## TASK INPUTS
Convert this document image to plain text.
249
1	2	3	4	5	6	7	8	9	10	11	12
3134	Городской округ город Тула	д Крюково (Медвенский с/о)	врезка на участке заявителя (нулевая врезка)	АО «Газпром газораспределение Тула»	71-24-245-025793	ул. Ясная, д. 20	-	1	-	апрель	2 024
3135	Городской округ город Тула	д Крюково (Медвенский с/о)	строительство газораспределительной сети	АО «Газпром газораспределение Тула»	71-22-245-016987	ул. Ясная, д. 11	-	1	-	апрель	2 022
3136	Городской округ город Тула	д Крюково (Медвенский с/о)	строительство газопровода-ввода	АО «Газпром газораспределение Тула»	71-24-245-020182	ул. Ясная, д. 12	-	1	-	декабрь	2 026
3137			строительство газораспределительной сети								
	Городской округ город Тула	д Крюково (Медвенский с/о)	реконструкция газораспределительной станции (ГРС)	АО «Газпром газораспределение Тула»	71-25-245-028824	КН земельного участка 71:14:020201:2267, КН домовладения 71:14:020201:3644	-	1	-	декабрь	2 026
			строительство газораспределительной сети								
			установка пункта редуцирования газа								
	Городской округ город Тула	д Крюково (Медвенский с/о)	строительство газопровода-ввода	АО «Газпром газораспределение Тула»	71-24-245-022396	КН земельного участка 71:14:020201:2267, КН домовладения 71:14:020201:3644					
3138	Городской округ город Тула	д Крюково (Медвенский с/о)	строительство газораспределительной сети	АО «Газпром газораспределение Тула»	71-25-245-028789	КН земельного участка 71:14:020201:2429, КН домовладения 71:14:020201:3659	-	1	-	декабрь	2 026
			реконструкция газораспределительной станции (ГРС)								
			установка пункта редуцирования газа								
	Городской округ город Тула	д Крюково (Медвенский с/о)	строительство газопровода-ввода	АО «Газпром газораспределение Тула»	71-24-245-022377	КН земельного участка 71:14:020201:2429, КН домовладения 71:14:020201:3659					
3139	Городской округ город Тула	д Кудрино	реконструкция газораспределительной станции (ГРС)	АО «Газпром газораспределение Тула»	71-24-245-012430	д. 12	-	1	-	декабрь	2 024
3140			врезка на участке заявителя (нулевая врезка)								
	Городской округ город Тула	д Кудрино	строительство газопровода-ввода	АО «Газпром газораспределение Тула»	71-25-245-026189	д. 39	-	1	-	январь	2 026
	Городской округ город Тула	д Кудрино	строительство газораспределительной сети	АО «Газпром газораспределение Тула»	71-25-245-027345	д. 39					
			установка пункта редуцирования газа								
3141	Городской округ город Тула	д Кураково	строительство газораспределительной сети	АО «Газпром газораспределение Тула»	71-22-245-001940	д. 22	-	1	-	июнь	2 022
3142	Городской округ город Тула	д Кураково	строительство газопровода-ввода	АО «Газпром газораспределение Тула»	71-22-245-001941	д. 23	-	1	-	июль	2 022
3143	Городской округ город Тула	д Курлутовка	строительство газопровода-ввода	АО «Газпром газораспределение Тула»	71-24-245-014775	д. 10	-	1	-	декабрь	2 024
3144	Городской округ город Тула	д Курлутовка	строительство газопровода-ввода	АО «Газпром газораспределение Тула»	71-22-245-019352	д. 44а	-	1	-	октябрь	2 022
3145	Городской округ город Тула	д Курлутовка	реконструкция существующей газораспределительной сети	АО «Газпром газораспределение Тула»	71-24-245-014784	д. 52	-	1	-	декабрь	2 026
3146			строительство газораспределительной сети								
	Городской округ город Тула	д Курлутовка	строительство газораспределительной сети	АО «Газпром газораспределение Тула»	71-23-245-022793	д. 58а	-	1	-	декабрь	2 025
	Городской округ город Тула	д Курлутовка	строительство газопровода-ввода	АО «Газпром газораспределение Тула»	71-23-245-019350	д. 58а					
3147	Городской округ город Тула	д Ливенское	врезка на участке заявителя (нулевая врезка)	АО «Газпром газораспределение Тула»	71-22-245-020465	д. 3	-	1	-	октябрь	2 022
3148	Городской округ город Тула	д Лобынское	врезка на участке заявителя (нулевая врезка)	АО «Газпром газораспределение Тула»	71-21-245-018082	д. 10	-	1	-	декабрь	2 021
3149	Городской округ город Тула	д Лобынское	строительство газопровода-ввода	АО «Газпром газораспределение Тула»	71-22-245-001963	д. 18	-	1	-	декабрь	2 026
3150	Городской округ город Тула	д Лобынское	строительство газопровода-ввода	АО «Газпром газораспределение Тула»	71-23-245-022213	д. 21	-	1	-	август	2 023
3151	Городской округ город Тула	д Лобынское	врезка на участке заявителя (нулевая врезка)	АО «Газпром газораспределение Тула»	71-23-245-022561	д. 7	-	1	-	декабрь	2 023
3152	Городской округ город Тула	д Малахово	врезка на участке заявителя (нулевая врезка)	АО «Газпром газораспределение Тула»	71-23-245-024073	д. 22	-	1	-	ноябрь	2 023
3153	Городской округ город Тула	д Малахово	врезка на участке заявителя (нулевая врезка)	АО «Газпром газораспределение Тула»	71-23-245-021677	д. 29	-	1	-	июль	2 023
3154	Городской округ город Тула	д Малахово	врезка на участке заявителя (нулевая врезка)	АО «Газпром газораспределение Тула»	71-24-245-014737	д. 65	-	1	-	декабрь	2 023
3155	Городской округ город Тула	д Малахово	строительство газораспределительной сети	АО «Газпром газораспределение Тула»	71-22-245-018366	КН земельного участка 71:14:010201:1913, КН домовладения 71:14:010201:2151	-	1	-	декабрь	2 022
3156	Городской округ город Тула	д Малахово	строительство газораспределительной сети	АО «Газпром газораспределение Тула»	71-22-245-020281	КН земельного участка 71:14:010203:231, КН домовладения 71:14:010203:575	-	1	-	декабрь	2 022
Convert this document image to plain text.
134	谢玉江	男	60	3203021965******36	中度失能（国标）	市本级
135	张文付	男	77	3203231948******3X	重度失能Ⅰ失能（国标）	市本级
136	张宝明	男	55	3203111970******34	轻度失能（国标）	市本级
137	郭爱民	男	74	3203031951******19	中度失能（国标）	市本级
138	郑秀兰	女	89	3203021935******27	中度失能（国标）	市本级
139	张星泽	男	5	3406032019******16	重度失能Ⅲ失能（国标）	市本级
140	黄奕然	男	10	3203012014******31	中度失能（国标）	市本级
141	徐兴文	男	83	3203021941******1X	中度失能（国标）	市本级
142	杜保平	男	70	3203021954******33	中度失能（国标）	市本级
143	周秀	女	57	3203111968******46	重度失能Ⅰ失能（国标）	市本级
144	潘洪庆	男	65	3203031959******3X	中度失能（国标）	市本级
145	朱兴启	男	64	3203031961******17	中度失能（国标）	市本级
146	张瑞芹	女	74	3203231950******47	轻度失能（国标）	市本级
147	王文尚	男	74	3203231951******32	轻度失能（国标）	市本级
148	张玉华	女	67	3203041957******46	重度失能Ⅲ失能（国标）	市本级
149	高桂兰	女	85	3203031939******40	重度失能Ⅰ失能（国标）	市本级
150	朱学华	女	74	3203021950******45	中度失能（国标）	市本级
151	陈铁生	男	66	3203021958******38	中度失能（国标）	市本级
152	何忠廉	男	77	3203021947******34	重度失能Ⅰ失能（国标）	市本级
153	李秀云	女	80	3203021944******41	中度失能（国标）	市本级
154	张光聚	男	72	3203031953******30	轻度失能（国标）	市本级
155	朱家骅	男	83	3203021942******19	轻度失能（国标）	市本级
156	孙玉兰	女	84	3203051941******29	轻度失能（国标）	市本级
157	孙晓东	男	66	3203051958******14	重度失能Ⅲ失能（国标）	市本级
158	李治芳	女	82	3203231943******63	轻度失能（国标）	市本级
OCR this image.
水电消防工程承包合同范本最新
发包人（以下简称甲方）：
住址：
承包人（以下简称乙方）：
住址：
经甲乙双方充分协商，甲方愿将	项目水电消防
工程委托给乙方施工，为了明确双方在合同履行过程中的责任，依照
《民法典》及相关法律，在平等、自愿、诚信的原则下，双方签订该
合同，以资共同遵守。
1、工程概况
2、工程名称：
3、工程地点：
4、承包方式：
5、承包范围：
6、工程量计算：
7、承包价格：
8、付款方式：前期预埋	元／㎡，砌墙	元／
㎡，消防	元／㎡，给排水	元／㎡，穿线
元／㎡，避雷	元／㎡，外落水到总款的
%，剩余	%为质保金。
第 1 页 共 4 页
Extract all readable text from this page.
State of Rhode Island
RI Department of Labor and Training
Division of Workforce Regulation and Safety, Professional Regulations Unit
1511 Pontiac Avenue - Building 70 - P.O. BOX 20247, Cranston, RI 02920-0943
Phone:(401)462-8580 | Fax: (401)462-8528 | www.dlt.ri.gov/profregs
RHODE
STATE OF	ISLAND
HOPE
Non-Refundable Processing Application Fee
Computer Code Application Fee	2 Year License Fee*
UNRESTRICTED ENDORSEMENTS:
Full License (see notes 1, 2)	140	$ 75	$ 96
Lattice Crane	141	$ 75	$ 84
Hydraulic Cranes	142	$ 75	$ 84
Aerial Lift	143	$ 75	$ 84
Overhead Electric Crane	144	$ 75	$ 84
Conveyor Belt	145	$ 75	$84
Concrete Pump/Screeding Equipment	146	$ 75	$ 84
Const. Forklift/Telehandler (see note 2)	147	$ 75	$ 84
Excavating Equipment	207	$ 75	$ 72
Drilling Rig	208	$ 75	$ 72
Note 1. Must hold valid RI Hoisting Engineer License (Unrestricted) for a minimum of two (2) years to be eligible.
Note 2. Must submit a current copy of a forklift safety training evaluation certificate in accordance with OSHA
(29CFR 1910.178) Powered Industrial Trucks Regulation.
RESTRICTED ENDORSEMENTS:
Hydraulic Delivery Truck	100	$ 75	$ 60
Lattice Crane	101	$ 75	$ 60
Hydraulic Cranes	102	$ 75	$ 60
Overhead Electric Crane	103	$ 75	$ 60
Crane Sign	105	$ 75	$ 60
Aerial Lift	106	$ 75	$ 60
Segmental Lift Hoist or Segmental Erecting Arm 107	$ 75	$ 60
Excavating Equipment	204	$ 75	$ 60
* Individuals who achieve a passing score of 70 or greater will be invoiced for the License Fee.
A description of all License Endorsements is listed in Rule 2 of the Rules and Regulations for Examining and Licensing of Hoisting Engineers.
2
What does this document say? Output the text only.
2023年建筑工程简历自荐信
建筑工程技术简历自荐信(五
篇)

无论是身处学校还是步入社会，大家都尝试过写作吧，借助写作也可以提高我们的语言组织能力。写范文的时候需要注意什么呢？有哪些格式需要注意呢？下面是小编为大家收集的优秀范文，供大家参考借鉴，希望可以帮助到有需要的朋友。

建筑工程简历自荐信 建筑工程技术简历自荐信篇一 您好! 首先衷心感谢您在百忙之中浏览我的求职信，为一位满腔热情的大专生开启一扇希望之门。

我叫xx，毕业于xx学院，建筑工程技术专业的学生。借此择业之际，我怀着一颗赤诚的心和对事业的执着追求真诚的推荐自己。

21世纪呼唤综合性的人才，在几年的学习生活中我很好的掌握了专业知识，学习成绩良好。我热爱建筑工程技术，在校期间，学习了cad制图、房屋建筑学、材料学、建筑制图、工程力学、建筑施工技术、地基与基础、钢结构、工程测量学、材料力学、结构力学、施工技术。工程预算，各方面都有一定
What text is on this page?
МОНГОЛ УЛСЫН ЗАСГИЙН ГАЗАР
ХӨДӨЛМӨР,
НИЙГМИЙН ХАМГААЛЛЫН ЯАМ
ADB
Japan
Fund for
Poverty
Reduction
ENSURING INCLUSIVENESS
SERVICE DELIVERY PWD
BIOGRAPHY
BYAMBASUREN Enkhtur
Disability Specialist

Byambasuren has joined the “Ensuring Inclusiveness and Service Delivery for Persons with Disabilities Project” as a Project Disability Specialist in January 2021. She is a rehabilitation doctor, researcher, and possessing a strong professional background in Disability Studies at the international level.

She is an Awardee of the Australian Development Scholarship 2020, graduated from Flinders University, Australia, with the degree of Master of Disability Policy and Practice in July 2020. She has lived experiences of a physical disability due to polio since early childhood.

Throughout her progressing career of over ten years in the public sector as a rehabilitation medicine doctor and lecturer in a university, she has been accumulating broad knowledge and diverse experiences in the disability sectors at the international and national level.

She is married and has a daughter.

## WHAT TO PRODUCE
Your task is to gather all lines from the entries above that hold the word "experiences".

## RESPONSE
She is an Awardee of the Australian Development Scholarship 2020, graduated from Flinders University, Australia, with the degree of Master of Disability Policy and Practice in July 2020. She has lived experiences of a physical disability due to polio since early childhood.
Throughout her progressing career of over ten years in the public sector as a rehabilitation medicine doctor and lecturer in a university, she has been accumulating broad knowledge and diverse experiences in the disability sectors at the international and national level.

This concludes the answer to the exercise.